[Excerpts from a figure dataset]
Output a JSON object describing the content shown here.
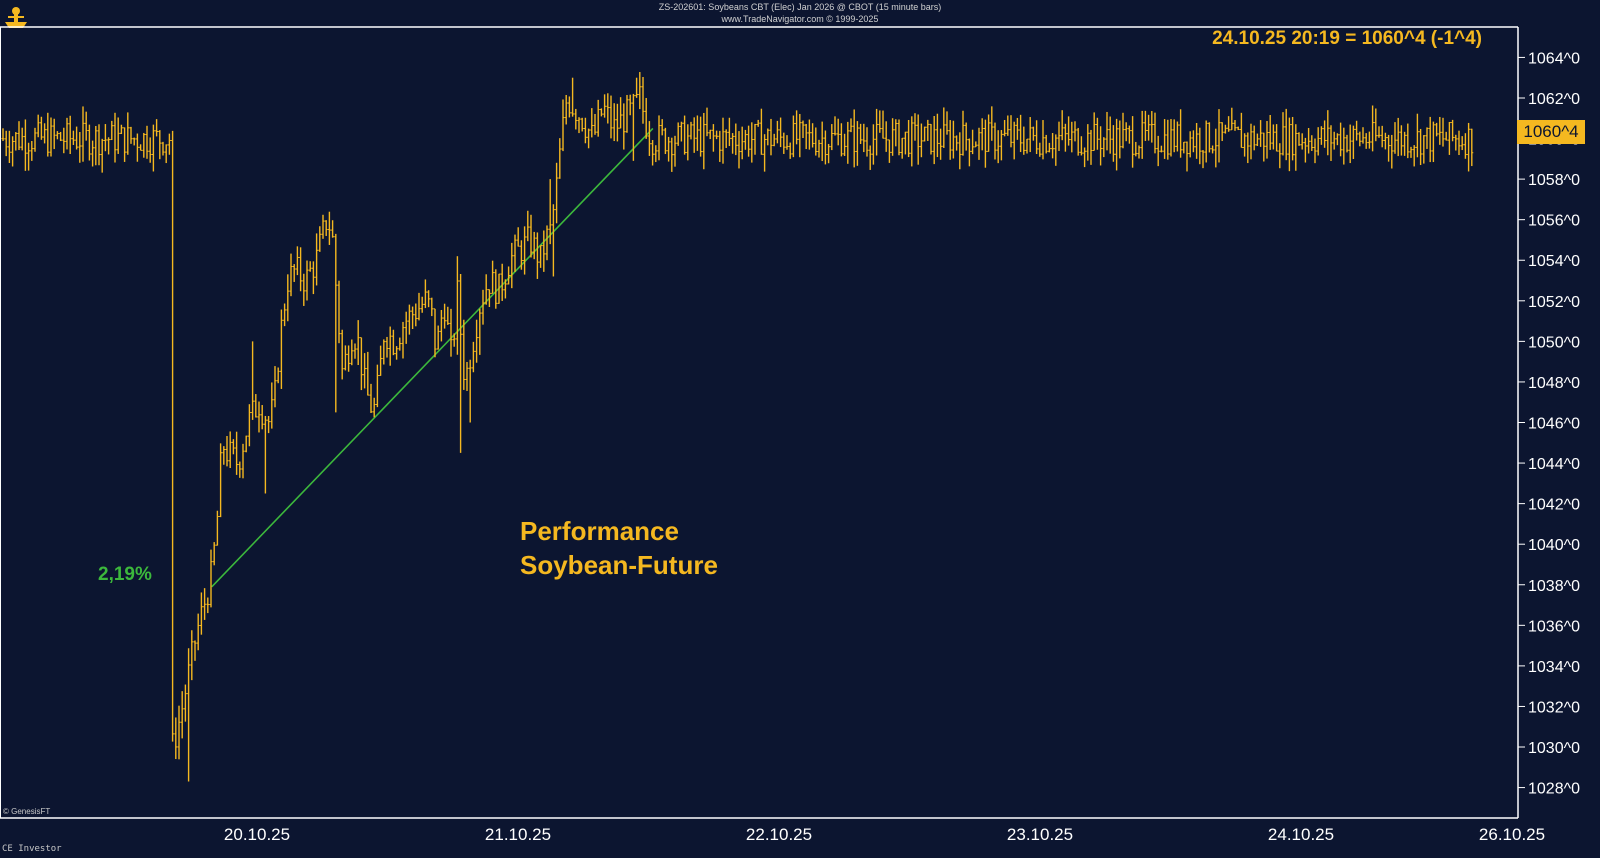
{
  "header": {
    "title": "ZS-202601: Soybeans CBT (Elec) Jan 2026 @ CBOT (15 minute bars)",
    "subtitle": "www.TradeNavigator.com © 1999-2025"
  },
  "readout": "24.10.25 20:19 = 1060^4 (-1^4)",
  "annotation": {
    "line1": "Performance",
    "line2": "Soybean-Future"
  },
  "trend_label": "2,19%",
  "last_price_label": "1060^4",
  "credit": "© GenesisFT",
  "footer": "CE Investor",
  "colors": {
    "background": "#0c1530",
    "bars": "#f5b820",
    "trendline": "#3cb83c",
    "axis": "#ffffff"
  },
  "chart_data": {
    "type": "ohlc",
    "instrument": "Soybeans CBT (Elec) Jan 2026",
    "y_ticks": [
      "1028^0",
      "1030^0",
      "1032^0",
      "1034^0",
      "1036^0",
      "1038^0",
      "1040^0",
      "1042^0",
      "1044^0",
      "1046^0",
      "1048^0",
      "1050^0",
      "1052^0",
      "1054^0",
      "1056^0",
      "1058^0",
      "1060^0",
      "1062^0",
      "1064^0"
    ],
    "ylim": [
      1026.5,
      1065.5
    ],
    "x_ticks": [
      "20.10.25",
      "21.10.25",
      "22.10.25",
      "23.10.25",
      "24.10.25",
      "26.10.25"
    ],
    "price_path": [
      [
        0,
        1029.5
      ],
      [
        0.04,
        1031.5
      ],
      [
        0.07,
        1033.5
      ],
      [
        0.1,
        1035.5
      ],
      [
        0.13,
        1037.0
      ],
      [
        0.16,
        1038.5
      ],
      [
        0.18,
        1041.0
      ],
      [
        0.2,
        1045.0
      ],
      [
        0.22,
        1044.5
      ],
      [
        0.26,
        1044.0
      ],
      [
        0.3,
        1046.0
      ],
      [
        0.34,
        1047.0
      ],
      [
        0.38,
        1046.0
      ],
      [
        0.4,
        1047.0
      ],
      [
        0.42,
        1050.0
      ],
      [
        0.45,
        1053.0
      ],
      [
        0.48,
        1053.5
      ],
      [
        0.52,
        1053.0
      ],
      [
        0.56,
        1054.0
      ],
      [
        0.6,
        1056.0
      ],
      [
        0.62,
        1055.5
      ],
      [
        0.64,
        1052.0
      ],
      [
        0.66,
        1048.5
      ],
      [
        0.7,
        1050.5
      ],
      [
        0.72,
        1050.0
      ],
      [
        0.75,
        1047.5
      ],
      [
        0.78,
        1046.5
      ],
      [
        0.8,
        1048.0
      ],
      [
        0.82,
        1050.5
      ],
      [
        0.86,
        1050.0
      ],
      [
        0.9,
        1051.0
      ],
      [
        0.94,
        1051.5
      ],
      [
        0.98,
        1052.0
      ],
      [
        1.0,
        1051.5
      ],
      [
        1.02,
        1049.5
      ],
      [
        1.05,
        1052.0
      ],
      [
        1.08,
        1049.0
      ],
      [
        1.1,
        1052.5
      ],
      [
        1.13,
        1048.0
      ],
      [
        1.16,
        1050.0
      ],
      [
        1.19,
        1052.0
      ],
      [
        1.22,
        1053.0
      ],
      [
        1.26,
        1052.5
      ],
      [
        1.3,
        1054.0
      ],
      [
        1.34,
        1054.5
      ],
      [
        1.38,
        1055.0
      ],
      [
        1.42,
        1054.0
      ],
      [
        1.44,
        1055.0
      ],
      [
        1.46,
        1055.5
      ],
      [
        1.48,
        1057.5
      ],
      [
        1.5,
        1060.0
      ],
      [
        1.52,
        1062.0
      ],
      [
        1.55,
        1061.5
      ],
      [
        1.58,
        1061.0
      ],
      [
        1.62,
        1060.0
      ],
      [
        1.66,
        1061.5
      ],
      [
        1.7,
        1060.5
      ],
      [
        1.74,
        1061.0
      ],
      [
        1.78,
        1061.5
      ],
      [
        1.8,
        1062.0
      ],
      [
        1.83,
        1060.5
      ],
      [
        1.85,
        1060.0
      ]
    ],
    "spikes": [
      {
        "x": 0.07,
        "low": 1028.3
      },
      {
        "x": 0.32,
        "high": 1050.0
      },
      {
        "x": 0.36,
        "low": 1042.5
      },
      {
        "x": 0.64,
        "low": 1046.5
      },
      {
        "x": 1.1,
        "high": 1054.2
      },
      {
        "x": 1.115,
        "low": 1044.5
      },
      {
        "x": 1.145,
        "low": 1046.0
      },
      {
        "x": 1.46,
        "high": 1058.0
      },
      {
        "x": 1.47,
        "low": 1053.2
      },
      {
        "x": 1.54,
        "high": 1063.0
      },
      {
        "x": 1.79,
        "high": 1063.0
      },
      {
        "x": 1.77,
        "low": 1058.9
      }
    ],
    "trendline": {
      "start": {
        "x": 0.16,
        "y": 1037.9
      },
      "end": {
        "x": 1.85,
        "y": 1060.5
      },
      "label": "2,19%"
    },
    "last_price": 1060.5
  }
}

* Task item: Where a record holds a picture, leave the picture out and restate the rest word for word.

* Task response:
Output a JSON object describing the content shown here.
{
  "header": {
    "title": "ZS-202601: Soybeans CBT (Elec) Jan 2026 @ CBOT (15 minute bars)",
    "subtitle": "www.TradeNavigator.com © 1999-2025"
  },
  "readout": "24.10.25 20:19 = 1060^4 (-1^4)",
  "annotation": {
    "line1": "Performance",
    "line2": "Soybean-Future"
  },
  "trend_label": "2,19%",
  "last_price_label": "1060^4",
  "credit": "© GenesisFT",
  "footer": "CE Investor",
  "colors": {
    "background": "#0c1530",
    "bars": "#f5b820",
    "trendline": "#3cb83c",
    "axis": "#ffffff"
  },
  "chart_data": {
    "type": "ohlc",
    "instrument": "Soybeans CBT (Elec) Jan 2026",
    "y_ticks": [
      "1028^0",
      "1030^0",
      "1032^0",
      "1034^0",
      "1036^0",
      "1038^0",
      "1040^0",
      "1042^0",
      "1044^0",
      "1046^0",
      "1048^0",
      "1050^0",
      "1052^0",
      "1054^0",
      "1056^0",
      "1058^0",
      "1060^0",
      "1062^0",
      "1064^0"
    ],
    "ylim": [
      1026.5,
      1065.5
    ],
    "x_ticks": [
      "20.10.25",
      "21.10.25",
      "22.10.25",
      "23.10.25",
      "24.10.25",
      "26.10.25"
    ],
    "price_path": [
      [
        0,
        1029.5
      ],
      [
        0.04,
        1031.5
      ],
      [
        0.07,
        1033.5
      ],
      [
        0.1,
        1035.5
      ],
      [
        0.13,
        1037.0
      ],
      [
        0.16,
        1038.5
      ],
      [
        0.18,
        1041.0
      ],
      [
        0.2,
        1045.0
      ],
      [
        0.22,
        1044.5
      ],
      [
        0.26,
        1044.0
      ],
      [
        0.3,
        1046.0
      ],
      [
        0.34,
        1047.0
      ],
      [
        0.38,
        1046.0
      ],
      [
        0.4,
        1047.0
      ],
      [
        0.42,
        1050.0
      ],
      [
        0.45,
        1053.0
      ],
      [
        0.48,
        1053.5
      ],
      [
        0.52,
        1053.0
      ],
      [
        0.56,
        1054.0
      ],
      [
        0.6,
        1056.0
      ],
      [
        0.62,
        1055.5
      ],
      [
        0.64,
        1052.0
      ],
      [
        0.66,
        1048.5
      ],
      [
        0.7,
        1050.5
      ],
      [
        0.72,
        1050.0
      ],
      [
        0.75,
        1047.5
      ],
      [
        0.78,
        1046.5
      ],
      [
        0.8,
        1048.0
      ],
      [
        0.82,
        1050.5
      ],
      [
        0.86,
        1050.0
      ],
      [
        0.9,
        1051.0
      ],
      [
        0.94,
        1051.5
      ],
      [
        0.98,
        1052.0
      ],
      [
        1.0,
        1051.5
      ],
      [
        1.02,
        1049.5
      ],
      [
        1.05,
        1052.0
      ],
      [
        1.08,
        1049.0
      ],
      [
        1.1,
        1052.5
      ],
      [
        1.13,
        1048.0
      ],
      [
        1.16,
        1050.0
      ],
      [
        1.19,
        1052.0
      ],
      [
        1.22,
        1053.0
      ],
      [
        1.26,
        1052.5
      ],
      [
        1.3,
        1054.0
      ],
      [
        1.34,
        1054.5
      ],
      [
        1.38,
        1055.0
      ],
      [
        1.42,
        1054.0
      ],
      [
        1.44,
        1055.0
      ],
      [
        1.46,
        1055.5
      ],
      [
        1.48,
        1057.5
      ],
      [
        1.5,
        1060.0
      ],
      [
        1.52,
        1062.0
      ],
      [
        1.55,
        1061.5
      ],
      [
        1.58,
        1061.0
      ],
      [
        1.62,
        1060.0
      ],
      [
        1.66,
        1061.5
      ],
      [
        1.7,
        1060.5
      ],
      [
        1.74,
        1061.0
      ],
      [
        1.78,
        1061.5
      ],
      [
        1.8,
        1062.0
      ],
      [
        1.83,
        1060.5
      ],
      [
        1.85,
        1060.0
      ]
    ],
    "spikes": [
      {
        "x": 0.07,
        "low": 1028.3
      },
      {
        "x": 0.32,
        "high": 1050.0
      },
      {
        "x": 0.36,
        "low": 1042.5
      },
      {
        "x": 0.64,
        "low": 1046.5
      },
      {
        "x": 1.1,
        "high": 1054.2
      },
      {
        "x": 1.115,
        "low": 1044.5
      },
      {
        "x": 1.145,
        "low": 1046.0
      },
      {
        "x": 1.46,
        "high": 1058.0
      },
      {
        "x": 1.47,
        "low": 1053.2
      },
      {
        "x": 1.54,
        "high": 1063.0
      },
      {
        "x": 1.79,
        "high": 1063.0
      },
      {
        "x": 1.77,
        "low": 1058.9
      }
    ],
    "trendline": {
      "start": {
        "x": 0.16,
        "y": 1037.9
      },
      "end": {
        "x": 1.85,
        "y": 1060.5
      },
      "label": "2,19%"
    },
    "last_price": 1060.5
  }
}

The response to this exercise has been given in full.